TASK BRIEF — Please report every line from the material that contains the word "Turn".
↓
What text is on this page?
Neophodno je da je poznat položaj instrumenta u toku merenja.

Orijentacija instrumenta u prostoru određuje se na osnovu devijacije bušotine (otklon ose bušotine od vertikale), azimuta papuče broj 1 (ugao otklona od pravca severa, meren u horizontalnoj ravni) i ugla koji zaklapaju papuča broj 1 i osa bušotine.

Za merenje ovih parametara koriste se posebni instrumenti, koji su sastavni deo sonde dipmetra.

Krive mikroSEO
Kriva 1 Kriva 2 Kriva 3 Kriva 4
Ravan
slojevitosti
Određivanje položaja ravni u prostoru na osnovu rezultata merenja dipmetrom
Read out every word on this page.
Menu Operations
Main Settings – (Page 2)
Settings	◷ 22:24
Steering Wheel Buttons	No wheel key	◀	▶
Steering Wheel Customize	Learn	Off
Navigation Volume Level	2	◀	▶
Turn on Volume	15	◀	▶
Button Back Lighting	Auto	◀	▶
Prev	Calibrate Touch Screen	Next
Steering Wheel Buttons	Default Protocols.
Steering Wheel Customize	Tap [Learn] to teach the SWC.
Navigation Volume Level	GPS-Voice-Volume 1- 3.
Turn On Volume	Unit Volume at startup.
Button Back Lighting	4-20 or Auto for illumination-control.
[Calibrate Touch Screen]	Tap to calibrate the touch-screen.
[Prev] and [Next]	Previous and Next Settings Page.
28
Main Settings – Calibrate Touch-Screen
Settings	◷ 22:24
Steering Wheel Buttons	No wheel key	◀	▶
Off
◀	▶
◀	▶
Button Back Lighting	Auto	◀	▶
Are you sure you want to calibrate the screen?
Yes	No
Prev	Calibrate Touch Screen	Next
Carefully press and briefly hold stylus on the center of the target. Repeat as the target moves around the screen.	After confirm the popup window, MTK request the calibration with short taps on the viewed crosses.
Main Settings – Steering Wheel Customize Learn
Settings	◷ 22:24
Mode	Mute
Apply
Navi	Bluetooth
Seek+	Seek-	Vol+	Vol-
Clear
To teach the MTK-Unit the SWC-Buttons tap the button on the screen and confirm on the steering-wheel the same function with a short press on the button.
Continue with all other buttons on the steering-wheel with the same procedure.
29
↑
THE OUTPUT —
Turn on Volume	15	◀	▶
Turn On Volume	Unit Volume at startup.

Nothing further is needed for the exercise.